▸ **About this exercise**
Return all the lines below in which the string "panel" appears.

▸ **Supplied records**
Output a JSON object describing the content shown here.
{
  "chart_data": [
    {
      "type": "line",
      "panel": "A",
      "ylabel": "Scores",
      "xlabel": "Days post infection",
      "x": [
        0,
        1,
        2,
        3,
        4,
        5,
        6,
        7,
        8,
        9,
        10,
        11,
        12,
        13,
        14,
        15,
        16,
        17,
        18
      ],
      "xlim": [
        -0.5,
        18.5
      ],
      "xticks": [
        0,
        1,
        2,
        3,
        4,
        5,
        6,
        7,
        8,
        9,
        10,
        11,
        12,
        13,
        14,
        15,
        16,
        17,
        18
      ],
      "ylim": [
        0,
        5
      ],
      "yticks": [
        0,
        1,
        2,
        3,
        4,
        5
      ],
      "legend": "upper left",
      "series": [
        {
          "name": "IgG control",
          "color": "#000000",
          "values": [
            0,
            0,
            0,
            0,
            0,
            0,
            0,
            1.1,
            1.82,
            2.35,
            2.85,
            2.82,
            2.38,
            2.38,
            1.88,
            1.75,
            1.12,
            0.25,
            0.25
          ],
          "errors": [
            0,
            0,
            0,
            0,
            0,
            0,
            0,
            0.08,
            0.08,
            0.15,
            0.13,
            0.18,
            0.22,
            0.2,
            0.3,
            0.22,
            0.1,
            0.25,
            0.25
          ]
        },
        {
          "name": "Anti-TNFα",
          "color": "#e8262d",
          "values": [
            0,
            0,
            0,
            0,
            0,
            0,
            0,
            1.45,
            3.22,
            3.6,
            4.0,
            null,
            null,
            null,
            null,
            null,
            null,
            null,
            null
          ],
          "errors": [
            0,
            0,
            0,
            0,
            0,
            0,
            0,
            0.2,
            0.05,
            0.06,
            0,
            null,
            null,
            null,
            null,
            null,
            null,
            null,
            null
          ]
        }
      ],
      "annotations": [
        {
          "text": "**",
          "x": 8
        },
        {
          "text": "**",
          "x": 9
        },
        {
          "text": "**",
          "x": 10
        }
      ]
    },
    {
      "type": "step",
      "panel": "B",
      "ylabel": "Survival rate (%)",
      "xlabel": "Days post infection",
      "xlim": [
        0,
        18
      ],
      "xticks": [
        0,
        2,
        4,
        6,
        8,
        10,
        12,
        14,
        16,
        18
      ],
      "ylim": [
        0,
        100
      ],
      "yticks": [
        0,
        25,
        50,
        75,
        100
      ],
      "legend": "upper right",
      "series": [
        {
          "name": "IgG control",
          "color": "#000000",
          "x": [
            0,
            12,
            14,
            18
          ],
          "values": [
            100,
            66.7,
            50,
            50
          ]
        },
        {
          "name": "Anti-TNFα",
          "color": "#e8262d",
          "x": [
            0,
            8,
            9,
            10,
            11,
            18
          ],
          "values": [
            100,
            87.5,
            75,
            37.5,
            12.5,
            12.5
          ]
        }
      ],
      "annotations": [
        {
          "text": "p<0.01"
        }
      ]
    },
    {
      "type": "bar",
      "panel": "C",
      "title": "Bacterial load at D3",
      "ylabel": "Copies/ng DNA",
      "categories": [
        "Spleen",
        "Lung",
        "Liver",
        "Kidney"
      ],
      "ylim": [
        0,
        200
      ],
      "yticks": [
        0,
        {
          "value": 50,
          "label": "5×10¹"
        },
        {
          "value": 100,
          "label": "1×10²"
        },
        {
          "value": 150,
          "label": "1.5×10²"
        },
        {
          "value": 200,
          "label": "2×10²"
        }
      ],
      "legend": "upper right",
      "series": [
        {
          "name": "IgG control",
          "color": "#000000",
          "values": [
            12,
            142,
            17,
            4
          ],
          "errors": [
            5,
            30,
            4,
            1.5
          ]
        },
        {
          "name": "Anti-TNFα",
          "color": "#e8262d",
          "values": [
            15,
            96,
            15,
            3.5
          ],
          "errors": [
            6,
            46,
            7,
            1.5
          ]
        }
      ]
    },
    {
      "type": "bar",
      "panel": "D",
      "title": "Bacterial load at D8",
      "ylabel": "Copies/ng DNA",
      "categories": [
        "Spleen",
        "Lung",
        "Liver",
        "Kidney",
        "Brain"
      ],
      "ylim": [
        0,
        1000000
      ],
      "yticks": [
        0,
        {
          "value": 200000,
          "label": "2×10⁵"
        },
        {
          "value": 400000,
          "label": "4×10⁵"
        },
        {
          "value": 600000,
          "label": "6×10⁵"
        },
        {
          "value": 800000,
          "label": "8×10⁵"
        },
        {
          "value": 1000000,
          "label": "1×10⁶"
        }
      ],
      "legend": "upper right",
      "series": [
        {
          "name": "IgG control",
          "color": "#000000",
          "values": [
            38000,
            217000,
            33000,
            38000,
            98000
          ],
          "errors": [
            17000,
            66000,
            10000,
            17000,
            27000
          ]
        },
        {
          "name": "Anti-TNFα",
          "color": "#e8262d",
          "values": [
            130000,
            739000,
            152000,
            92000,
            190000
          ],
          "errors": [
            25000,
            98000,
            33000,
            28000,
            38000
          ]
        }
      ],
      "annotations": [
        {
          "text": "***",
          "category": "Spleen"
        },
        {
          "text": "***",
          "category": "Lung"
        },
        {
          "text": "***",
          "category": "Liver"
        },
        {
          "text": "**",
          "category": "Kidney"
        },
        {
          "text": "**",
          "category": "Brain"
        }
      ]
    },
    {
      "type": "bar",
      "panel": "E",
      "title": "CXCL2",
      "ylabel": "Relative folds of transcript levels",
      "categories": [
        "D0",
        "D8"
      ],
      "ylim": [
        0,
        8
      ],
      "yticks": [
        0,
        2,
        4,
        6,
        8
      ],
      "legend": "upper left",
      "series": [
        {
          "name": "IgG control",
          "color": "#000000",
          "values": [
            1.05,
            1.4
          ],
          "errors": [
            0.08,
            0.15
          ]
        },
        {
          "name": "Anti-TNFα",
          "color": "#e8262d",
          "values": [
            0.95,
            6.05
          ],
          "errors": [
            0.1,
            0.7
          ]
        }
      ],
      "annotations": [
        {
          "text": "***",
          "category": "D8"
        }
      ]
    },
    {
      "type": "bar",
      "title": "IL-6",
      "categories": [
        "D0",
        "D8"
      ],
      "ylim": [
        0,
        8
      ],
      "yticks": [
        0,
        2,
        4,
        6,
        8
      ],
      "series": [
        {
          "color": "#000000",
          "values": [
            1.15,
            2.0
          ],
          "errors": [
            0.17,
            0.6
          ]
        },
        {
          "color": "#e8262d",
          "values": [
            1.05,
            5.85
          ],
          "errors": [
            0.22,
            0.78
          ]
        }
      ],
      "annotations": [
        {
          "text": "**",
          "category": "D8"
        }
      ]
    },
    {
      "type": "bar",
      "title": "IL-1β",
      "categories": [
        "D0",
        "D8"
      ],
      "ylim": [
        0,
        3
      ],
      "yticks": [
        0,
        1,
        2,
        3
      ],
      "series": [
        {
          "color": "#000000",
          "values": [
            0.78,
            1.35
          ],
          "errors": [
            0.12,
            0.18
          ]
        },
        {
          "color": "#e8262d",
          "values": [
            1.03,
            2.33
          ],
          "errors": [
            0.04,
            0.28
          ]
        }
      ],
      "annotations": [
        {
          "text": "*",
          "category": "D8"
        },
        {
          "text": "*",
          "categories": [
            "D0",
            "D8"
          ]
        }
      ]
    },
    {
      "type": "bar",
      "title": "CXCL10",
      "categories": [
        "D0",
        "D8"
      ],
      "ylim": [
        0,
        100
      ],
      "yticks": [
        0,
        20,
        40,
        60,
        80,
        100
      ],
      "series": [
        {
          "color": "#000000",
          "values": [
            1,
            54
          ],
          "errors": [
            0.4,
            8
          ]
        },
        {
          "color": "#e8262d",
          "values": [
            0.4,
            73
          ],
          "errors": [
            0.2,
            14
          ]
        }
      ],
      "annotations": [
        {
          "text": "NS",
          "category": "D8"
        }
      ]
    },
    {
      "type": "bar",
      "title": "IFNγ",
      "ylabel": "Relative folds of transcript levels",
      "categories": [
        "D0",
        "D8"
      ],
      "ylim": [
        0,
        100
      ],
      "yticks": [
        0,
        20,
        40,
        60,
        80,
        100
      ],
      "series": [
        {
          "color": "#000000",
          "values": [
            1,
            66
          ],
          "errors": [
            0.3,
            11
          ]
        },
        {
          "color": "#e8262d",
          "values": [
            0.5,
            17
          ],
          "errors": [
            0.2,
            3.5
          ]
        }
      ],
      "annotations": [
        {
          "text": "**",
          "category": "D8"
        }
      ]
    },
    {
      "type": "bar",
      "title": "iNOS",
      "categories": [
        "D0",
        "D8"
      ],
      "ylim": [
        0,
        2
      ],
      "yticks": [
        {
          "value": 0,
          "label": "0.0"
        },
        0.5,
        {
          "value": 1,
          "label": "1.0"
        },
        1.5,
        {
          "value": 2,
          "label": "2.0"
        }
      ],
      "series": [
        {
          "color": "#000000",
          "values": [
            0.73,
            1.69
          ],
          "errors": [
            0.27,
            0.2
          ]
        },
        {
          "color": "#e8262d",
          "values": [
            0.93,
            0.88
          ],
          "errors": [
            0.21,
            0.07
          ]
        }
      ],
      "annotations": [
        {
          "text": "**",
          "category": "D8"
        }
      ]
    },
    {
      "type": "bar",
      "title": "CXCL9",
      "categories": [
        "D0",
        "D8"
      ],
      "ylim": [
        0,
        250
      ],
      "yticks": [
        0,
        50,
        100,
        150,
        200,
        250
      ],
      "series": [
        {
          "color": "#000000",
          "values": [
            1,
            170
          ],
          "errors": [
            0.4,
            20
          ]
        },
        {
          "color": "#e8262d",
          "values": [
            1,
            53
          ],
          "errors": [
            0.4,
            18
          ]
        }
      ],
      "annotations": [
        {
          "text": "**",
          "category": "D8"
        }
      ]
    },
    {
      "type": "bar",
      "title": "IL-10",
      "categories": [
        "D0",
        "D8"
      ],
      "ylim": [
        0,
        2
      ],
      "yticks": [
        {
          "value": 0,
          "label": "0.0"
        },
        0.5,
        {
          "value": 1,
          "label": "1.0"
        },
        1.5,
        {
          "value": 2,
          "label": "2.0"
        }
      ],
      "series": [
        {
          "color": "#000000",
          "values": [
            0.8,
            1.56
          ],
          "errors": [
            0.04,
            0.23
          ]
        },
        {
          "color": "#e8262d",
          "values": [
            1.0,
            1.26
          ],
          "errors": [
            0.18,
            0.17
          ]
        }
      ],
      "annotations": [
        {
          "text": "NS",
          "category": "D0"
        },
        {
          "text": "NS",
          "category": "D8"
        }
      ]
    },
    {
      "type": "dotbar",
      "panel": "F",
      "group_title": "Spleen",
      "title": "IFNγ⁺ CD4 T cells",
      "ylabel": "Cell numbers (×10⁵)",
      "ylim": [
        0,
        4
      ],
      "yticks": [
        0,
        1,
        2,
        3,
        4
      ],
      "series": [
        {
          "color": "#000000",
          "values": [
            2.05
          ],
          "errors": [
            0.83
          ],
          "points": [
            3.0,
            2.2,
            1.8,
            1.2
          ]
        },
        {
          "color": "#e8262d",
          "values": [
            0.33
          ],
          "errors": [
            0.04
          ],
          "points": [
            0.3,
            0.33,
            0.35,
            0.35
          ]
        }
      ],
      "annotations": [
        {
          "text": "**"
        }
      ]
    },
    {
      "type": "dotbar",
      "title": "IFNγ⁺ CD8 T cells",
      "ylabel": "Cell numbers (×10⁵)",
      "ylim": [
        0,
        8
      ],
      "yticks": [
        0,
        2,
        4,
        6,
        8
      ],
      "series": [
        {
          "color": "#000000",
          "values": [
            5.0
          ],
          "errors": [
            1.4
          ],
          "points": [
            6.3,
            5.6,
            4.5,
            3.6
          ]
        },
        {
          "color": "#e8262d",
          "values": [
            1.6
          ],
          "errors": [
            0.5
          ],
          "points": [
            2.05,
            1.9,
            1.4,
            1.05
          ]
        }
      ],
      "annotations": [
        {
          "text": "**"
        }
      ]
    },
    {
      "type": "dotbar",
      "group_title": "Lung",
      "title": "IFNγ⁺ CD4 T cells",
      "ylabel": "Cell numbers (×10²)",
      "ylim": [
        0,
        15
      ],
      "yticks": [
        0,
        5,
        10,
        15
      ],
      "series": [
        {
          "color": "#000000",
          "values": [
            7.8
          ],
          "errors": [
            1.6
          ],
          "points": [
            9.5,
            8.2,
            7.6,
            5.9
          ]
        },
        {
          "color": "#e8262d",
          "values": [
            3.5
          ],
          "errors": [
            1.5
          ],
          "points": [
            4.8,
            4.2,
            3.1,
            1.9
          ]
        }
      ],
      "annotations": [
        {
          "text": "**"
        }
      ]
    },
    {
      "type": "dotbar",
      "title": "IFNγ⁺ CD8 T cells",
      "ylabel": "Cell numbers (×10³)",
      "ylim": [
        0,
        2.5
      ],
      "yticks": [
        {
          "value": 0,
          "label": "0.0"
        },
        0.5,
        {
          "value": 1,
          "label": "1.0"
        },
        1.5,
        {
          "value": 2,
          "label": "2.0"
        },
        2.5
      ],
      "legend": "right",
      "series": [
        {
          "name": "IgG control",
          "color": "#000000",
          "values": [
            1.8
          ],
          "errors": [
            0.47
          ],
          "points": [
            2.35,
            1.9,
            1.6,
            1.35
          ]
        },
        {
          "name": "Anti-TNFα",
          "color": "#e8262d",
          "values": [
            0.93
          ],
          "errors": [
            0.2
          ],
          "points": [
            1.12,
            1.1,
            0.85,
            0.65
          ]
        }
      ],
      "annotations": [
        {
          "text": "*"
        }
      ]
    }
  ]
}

▸ **Result of the task**
      "panel": "A",
      "panel": "B",
      "panel": "C",
      "panel": "D",
      "panel": "E",
      "panel": "F",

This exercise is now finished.